**What is being asked:**
Copy the lines below as they are; omit the images they contain.

_ _ _ _ _

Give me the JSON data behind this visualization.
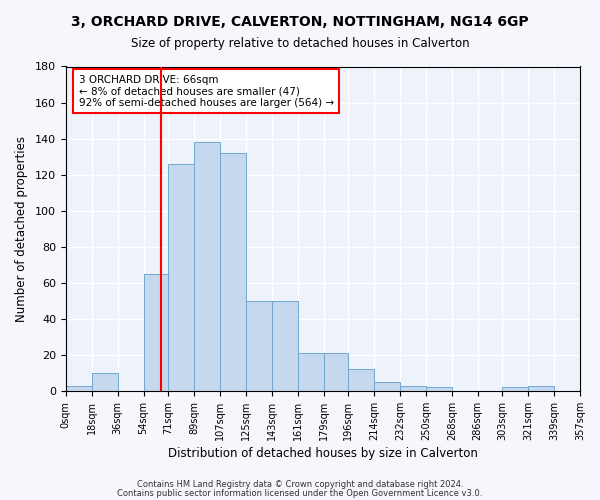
{
  "title": "3, ORCHARD DRIVE, CALVERTON, NOTTINGHAM, NG14 6GP",
  "subtitle": "Size of property relative to detached houses in Calverton",
  "xlabel": "Distribution of detached houses by size in Calverton",
  "ylabel": "Number of detached properties",
  "bar_color": "#c5d8ed",
  "bar_edge_color": "#6fa8d0",
  "background_color": "#eef2fb",
  "fig_background_color": "#f5f7fd",
  "grid_color": "#ffffff",
  "red_line_x": 66,
  "bin_edges": [
    0,
    18,
    36,
    54,
    71,
    89,
    107,
    125,
    143,
    161,
    179,
    196,
    214,
    232,
    250,
    268,
    286,
    303,
    321,
    339,
    357
  ],
  "bin_labels": [
    "0sqm",
    "18sqm",
    "36sqm",
    "54sqm",
    "71sqm",
    "89sqm",
    "107sqm",
    "125sqm",
    "143sqm",
    "161sqm",
    "179sqm",
    "196sqm",
    "214sqm",
    "232sqm",
    "250sqm",
    "268sqm",
    "286sqm",
    "303sqm",
    "321sqm",
    "339sqm",
    "357sqm"
  ],
  "bar_heights": [
    3,
    10,
    0,
    65,
    126,
    138,
    132,
    50,
    50,
    21,
    21,
    12,
    5,
    3,
    2,
    0,
    0,
    2,
    3,
    0
  ],
  "ylim": [
    0,
    180
  ],
  "yticks": [
    0,
    20,
    40,
    60,
    80,
    100,
    120,
    140,
    160,
    180
  ],
  "annotation_title": "3 ORCHARD DRIVE: 66sqm",
  "annotation_line1": "← 8% of detached houses are smaller (47)",
  "annotation_line2": "92% of semi-detached houses are larger (564) →",
  "footer1": "Contains HM Land Registry data © Crown copyright and database right 2024.",
  "footer2": "Contains public sector information licensed under the Open Government Licence v3.0."
}
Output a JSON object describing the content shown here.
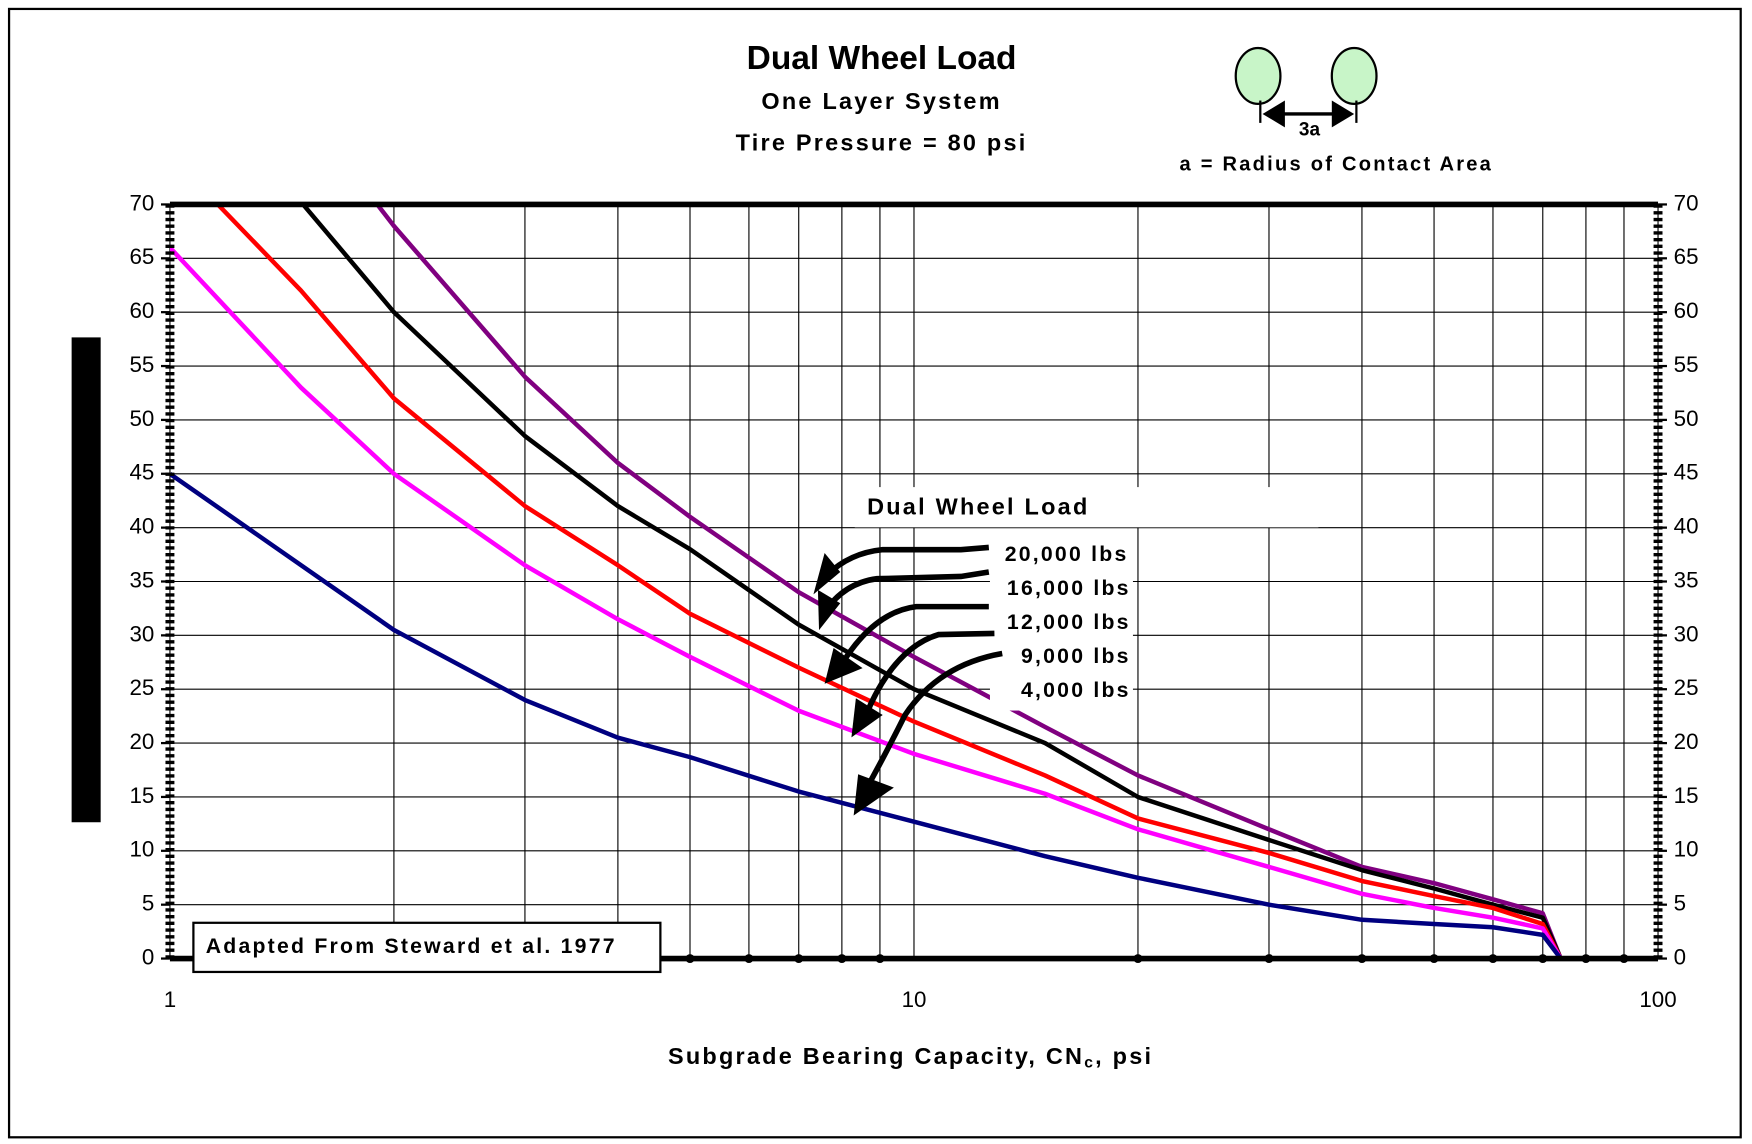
{
  "chart_data": {
    "type": "line",
    "title": "Dual Wheel Load",
    "subtitle": "One Layer System",
    "subtitle2": "Tire Pressure = 80 psi",
    "diagram_label": "3a",
    "diagram_caption": "a = Radius of Contact Area",
    "xlabel": "Subgrade Bearing Capacity, CN",
    "xlabel_subscript": "c",
    "xlabel_suffix": ", psi",
    "legend_title": "Dual Wheel Load",
    "annotation": "Adapted From Steward et al. 1977",
    "xscale": "log",
    "xlim": [
      1,
      100
    ],
    "xticks": [
      1,
      10,
      100
    ],
    "xminor": [
      2,
      3,
      4,
      5,
      6,
      7,
      8,
      9,
      20,
      30,
      40,
      50,
      60,
      70,
      80,
      90
    ],
    "ylim": [
      0,
      70
    ],
    "yticks": [
      0,
      5,
      10,
      15,
      20,
      25,
      30,
      35,
      40,
      45,
      50,
      55,
      60,
      65,
      70
    ],
    "grid": true,
    "series": [
      {
        "name": "20,000 lbs",
        "color": "#800080",
        "x": [
          1.9,
          2,
          3,
          4,
          5,
          7,
          10,
          15,
          20,
          30,
          40,
          50,
          60,
          70,
          74
        ],
        "values": [
          70,
          68,
          54,
          46,
          41,
          34,
          28,
          21.5,
          17,
          12,
          8.5,
          7,
          5.5,
          4.2,
          0
        ]
      },
      {
        "name": "16,000 lbs",
        "color": "#000000",
        "x": [
          1.51,
          2,
          3,
          4,
          5,
          7,
          10,
          15,
          20,
          30,
          40,
          50,
          60,
          70,
          74
        ],
        "values": [
          70,
          60,
          48.5,
          42,
          38,
          31,
          25,
          20,
          15,
          11,
          8.2,
          6.5,
          5,
          3.8,
          0
        ]
      },
      {
        "name": "12,000 lbs",
        "color": "#ff0000",
        "x": [
          1.16,
          1.5,
          2,
          3,
          4,
          5,
          7,
          10,
          15,
          20,
          30,
          40,
          50,
          60,
          70,
          74
        ],
        "values": [
          70,
          62,
          52,
          42,
          36.5,
          32,
          27,
          22,
          17,
          13,
          9.8,
          7.2,
          5.8,
          4.7,
          3.2,
          0
        ]
      },
      {
        "name": "9,000 lbs",
        "color": "#ff00ff",
        "x": [
          1,
          1.5,
          2,
          3,
          4,
          5,
          7,
          10,
          15,
          20,
          30,
          40,
          50,
          60,
          70,
          74
        ],
        "values": [
          66,
          53,
          45,
          36.5,
          31.5,
          28,
          23,
          19,
          15.3,
          12,
          8.5,
          6,
          4.7,
          3.8,
          2.8,
          0
        ]
      },
      {
        "name": "4,000 lbs",
        "color": "#000080",
        "x": [
          1,
          2,
          3,
          4,
          5,
          7,
          10,
          15,
          20,
          30,
          40,
          50,
          60,
          70,
          74
        ],
        "values": [
          45,
          30.5,
          24,
          20.5,
          18.7,
          15.5,
          12.7,
          9.5,
          7.5,
          5,
          3.6,
          3.2,
          2.9,
          2.2,
          0
        ]
      }
    ]
  }
}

_ _ _ _ _

**The completed task:**
Give me the JSON data behind this visualization.
{
  "title": "3, ORCHARD DRIVE, CALVERTON, NOTTINGHAM, NG14 6GP",
  "subtitle": "Size of property relative to detached houses in Calverton",
  "xlabel": "Distribution of detached houses by size in Calverton",
  "ylabel": "Number of detached properties",
  "bar_color": "#c5d8ed",
  "bar_edge_color": "#6fa8d0",
  "background_color": "#eef2fb",
  "fig_background_color": "#f5f7fd",
  "grid_color": "#ffffff",
  "red_line_x": 66,
  "bin_edges": [
    0,
    18,
    36,
    54,
    71,
    89,
    107,
    125,
    143,
    161,
    179,
    196,
    214,
    232,
    250,
    268,
    286,
    303,
    321,
    339,
    357
  ],
  "bin_labels": [
    "0sqm",
    "18sqm",
    "36sqm",
    "54sqm",
    "71sqm",
    "89sqm",
    "107sqm",
    "125sqm",
    "143sqm",
    "161sqm",
    "179sqm",
    "196sqm",
    "214sqm",
    "232sqm",
    "250sqm",
    "268sqm",
    "286sqm",
    "303sqm",
    "321sqm",
    "339sqm",
    "357sqm"
  ],
  "bar_heights": [
    3,
    10,
    0,
    65,
    126,
    138,
    132,
    50,
    50,
    21,
    21,
    12,
    5,
    3,
    2,
    0,
    0,
    2,
    3,
    0
  ],
  "ylim": [
    0,
    180
  ],
  "yticks": [
    0,
    20,
    40,
    60,
    80,
    100,
    120,
    140,
    160,
    180
  ],
  "annotation_title": "3 ORCHARD DRIVE: 66sqm",
  "annotation_line1": "← 8% of detached houses are smaller (47)",
  "annotation_line2": "92% of semi-detached houses are larger (564) →",
  "footer1": "Contains HM Land Registry data © Crown copyright and database right 2024.",
  "footer2": "Contains public sector information licensed under the Open Government Licence v3.0."
}
Output a JSON object describing the content shown here.
{
  "chart_data": {
    "type": "line",
    "title": "Dual Wheel Load",
    "subtitle": "One Layer System",
    "subtitle2": "Tire Pressure = 80 psi",
    "diagram_label": "3a",
    "diagram_caption": "a = Radius of Contact Area",
    "xlabel": "Subgrade Bearing Capacity, CN",
    "xlabel_subscript": "c",
    "xlabel_suffix": ", psi",
    "legend_title": "Dual Wheel Load",
    "annotation": "Adapted From Steward et al. 1977",
    "xscale": "log",
    "xlim": [
      1,
      100
    ],
    "xticks": [
      1,
      10,
      100
    ],
    "xminor": [
      2,
      3,
      4,
      5,
      6,
      7,
      8,
      9,
      20,
      30,
      40,
      50,
      60,
      70,
      80,
      90
    ],
    "ylim": [
      0,
      70
    ],
    "yticks": [
      0,
      5,
      10,
      15,
      20,
      25,
      30,
      35,
      40,
      45,
      50,
      55,
      60,
      65,
      70
    ],
    "grid": true,
    "series": [
      {
        "name": "20,000 lbs",
        "color": "#800080",
        "x": [
          1.9,
          2,
          3,
          4,
          5,
          7,
          10,
          15,
          20,
          30,
          40,
          50,
          60,
          70,
          74
        ],
        "values": [
          70,
          68,
          54,
          46,
          41,
          34,
          28,
          21.5,
          17,
          12,
          8.5,
          7,
          5.5,
          4.2,
          0
        ]
      },
      {
        "name": "16,000 lbs",
        "color": "#000000",
        "x": [
          1.51,
          2,
          3,
          4,
          5,
          7,
          10,
          15,
          20,
          30,
          40,
          50,
          60,
          70,
          74
        ],
        "values": [
          70,
          60,
          48.5,
          42,
          38,
          31,
          25,
          20,
          15,
          11,
          8.2,
          6.5,
          5,
          3.8,
          0
        ]
      },
      {
        "name": "12,000 lbs",
        "color": "#ff0000",
        "x": [
          1.16,
          1.5,
          2,
          3,
          4,
          5,
          7,
          10,
          15,
          20,
          30,
          40,
          50,
          60,
          70,
          74
        ],
        "values": [
          70,
          62,
          52,
          42,
          36.5,
          32,
          27,
          22,
          17,
          13,
          9.8,
          7.2,
          5.8,
          4.7,
          3.2,
          0
        ]
      },
      {
        "name": "9,000 lbs",
        "color": "#ff00ff",
        "x": [
          1,
          1.5,
          2,
          3,
          4,
          5,
          7,
          10,
          15,
          20,
          30,
          40,
          50,
          60,
          70,
          74
        ],
        "values": [
          66,
          53,
          45,
          36.5,
          31.5,
          28,
          23,
          19,
          15.3,
          12,
          8.5,
          6,
          4.7,
          3.8,
          2.8,
          0
        ]
      },
      {
        "name": "4,000 lbs",
        "color": "#000080",
        "x": [
          1,
          2,
          3,
          4,
          5,
          7,
          10,
          15,
          20,
          30,
          40,
          50,
          60,
          70,
          74
        ],
        "values": [
          45,
          30.5,
          24,
          20.5,
          18.7,
          15.5,
          12.7,
          9.5,
          7.5,
          5,
          3.6,
          3.2,
          2.9,
          2.2,
          0
        ]
      }
    ]
  }
}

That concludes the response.